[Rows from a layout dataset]

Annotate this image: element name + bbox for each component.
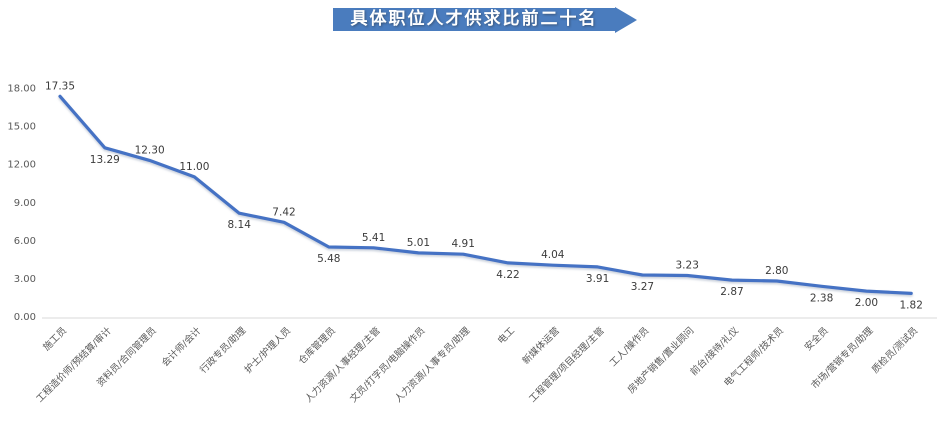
category-label: 安全员 bbox=[802, 325, 831, 354]
category-label: 人力资源/人事专员/助理 bbox=[392, 324, 473, 405]
category-label: 施工员 bbox=[40, 325, 69, 354]
data-label: 2.80 bbox=[765, 265, 788, 277]
y-axis-tick-label: 6.00 bbox=[14, 236, 36, 247]
chart-title-banner: 具体职位人才供求比前二十名 bbox=[333, 6, 637, 33]
data-label: 5.41 bbox=[362, 232, 385, 244]
data-label: 2.38 bbox=[810, 292, 833, 304]
category-label: 人力资源/人事经理/主管 bbox=[303, 325, 383, 405]
y-axis-tick-label: 3.00 bbox=[14, 274, 36, 285]
y-axis-tick-label: 0.00 bbox=[14, 312, 36, 323]
data-label: 3.27 bbox=[631, 281, 654, 293]
data-label: 12.30 bbox=[135, 144, 165, 156]
category-label: 行政专员/助理 bbox=[197, 324, 248, 375]
y-axis-tick-label: 12.00 bbox=[7, 160, 36, 171]
category-label: 新媒体运营 bbox=[520, 325, 562, 367]
series-line bbox=[58, 94, 913, 295]
category-label: 仓库管理员 bbox=[296, 325, 338, 367]
category-label: 护士/护理人员 bbox=[242, 325, 293, 376]
category-label: 会计师/会计 bbox=[159, 324, 204, 369]
data-label: 3.91 bbox=[586, 273, 609, 285]
data-label: 8.14 bbox=[228, 219, 252, 231]
data-label: 17.35 bbox=[45, 80, 75, 92]
y-axis-tick-label: 15.00 bbox=[7, 122, 36, 133]
banner-arrow-icon bbox=[615, 6, 637, 33]
data-label: 4.91 bbox=[452, 238, 475, 250]
data-label: 11.00 bbox=[179, 161, 209, 173]
data-label: 7.42 bbox=[272, 206, 295, 218]
y-axis-tick-label: 9.00 bbox=[14, 198, 36, 209]
category-label: 文员/打字员/电脑操作员 bbox=[347, 325, 427, 405]
chart-title: 具体职位人才供求比前二十名 bbox=[350, 9, 598, 29]
category-label: 工程管理/项目经理/主管 bbox=[527, 325, 607, 405]
data-label: 2.00 bbox=[855, 297, 878, 309]
data-label: 4.04 bbox=[541, 249, 565, 261]
category-label: 工人/操作员 bbox=[607, 325, 651, 369]
data-label: 13.29 bbox=[90, 154, 120, 166]
y-axis-tick-label: 18.00 bbox=[7, 84, 36, 95]
category-label: 电工 bbox=[495, 324, 517, 346]
data-label: 5.01 bbox=[407, 237, 430, 249]
category-label: 工程造价师/预结算/审计 bbox=[34, 324, 115, 405]
data-label: 3.23 bbox=[676, 260, 699, 272]
data-label: 2.87 bbox=[720, 286, 743, 298]
data-label: 5.48 bbox=[317, 253, 340, 265]
category-label: 质检员/测试员 bbox=[869, 325, 920, 376]
data-label: 1.82 bbox=[900, 299, 923, 311]
data-label: 4.22 bbox=[496, 269, 519, 281]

*What you need to do*
Render each line of the listing above as an item in a numbered list, dropping any blank lines and omitting the pictures.

*Solution to the problem*
1. Annotate this image: element name + bbox for each component.
2. category-label: 安全员 bbox=[802, 325, 831, 354]
3. category-label: 人力资源/人事专员/助理 bbox=[392, 324, 473, 405]
4. category-label: 施工员 bbox=[40, 325, 69, 354]
5. data-label: 2.80 bbox=[765, 265, 788, 277]
6. y-axis-tick-label: 6.00 bbox=[14, 236, 36, 247]
7. chart-title-banner: 具体职位人才供求比前二十名 bbox=[333, 6, 637, 33]
8. data-label: 5.41 bbox=[362, 232, 385, 244]
9. data-label: 2.38 bbox=[810, 292, 833, 304]
10. category-label: 人力资源/人事经理/主管 bbox=[303, 325, 383, 405]
11. y-axis-tick-label: 3.00 bbox=[14, 274, 36, 285]
12. y-axis-tick-label: 0.00 bbox=[14, 312, 36, 323]
13. data-label: 3.27 bbox=[631, 281, 654, 293]
14. data-label: 12.30 bbox=[135, 144, 165, 156]
15. category-label: 行政专员/助理 bbox=[197, 324, 248, 375]
16. y-axis-tick-label: 12.00 bbox=[7, 160, 36, 171]
17. category-label: 新媒体运营 bbox=[520, 325, 562, 367]
18. series-line bbox=[58, 94, 913, 295]
19. category-label: 仓库管理员 bbox=[296, 325, 338, 367]
20. category-label: 护士/护理人员 bbox=[242, 325, 293, 376]
21. category-label: 会计师/会计 bbox=[159, 324, 204, 369]
22. data-label: 3.91 bbox=[586, 273, 609, 285]
23. data-label: 8.14 bbox=[228, 219, 252, 231]
24. data-label: 17.35 bbox=[45, 80, 75, 92]
25. y-axis-tick-label: 15.00 bbox=[7, 122, 36, 133]
26. banner-arrow-icon bbox=[615, 6, 637, 33]
27. data-label: 4.91 bbox=[452, 238, 475, 250]
28. data-label: 11.00 bbox=[179, 161, 209, 173]
29. data-label: 7.42 bbox=[272, 206, 295, 218]
30. y-axis-tick-label: 9.00 bbox=[14, 198, 36, 209]
31. category-label: 文员/打字员/电脑操作员 bbox=[347, 325, 427, 405]
32. chart-title: 具体职位人才供求比前二十名 bbox=[350, 9, 598, 29]
33. category-label: 工程管理/项目经理/主管 bbox=[527, 325, 607, 405]
34. data-label: 2.00 bbox=[855, 297, 878, 309]
35. data-label: 4.04 bbox=[541, 249, 565, 261]
36. category-label: 工人/操作员 bbox=[607, 325, 651, 369]
37. data-label: 13.29 bbox=[90, 154, 120, 166]
38. y-axis-tick-label: 18.00 bbox=[7, 84, 36, 95]
39. category-label: 电工 bbox=[495, 324, 517, 346]
40. data-label: 5.01 bbox=[407, 237, 430, 249]
41. category-label: 工程造价师/预结算/审计 bbox=[34, 324, 115, 405]
42. data-label: 3.23 bbox=[676, 260, 699, 272]
43. data-label: 2.87 bbox=[720, 286, 743, 298]
44. data-label: 5.48 bbox=[317, 253, 340, 265]
45. category-label: 质检员/测试员 bbox=[869, 325, 920, 376]
46. data-label: 1.82 bbox=[900, 299, 923, 311]
47. data-label: 4.22 bbox=[496, 269, 519, 281]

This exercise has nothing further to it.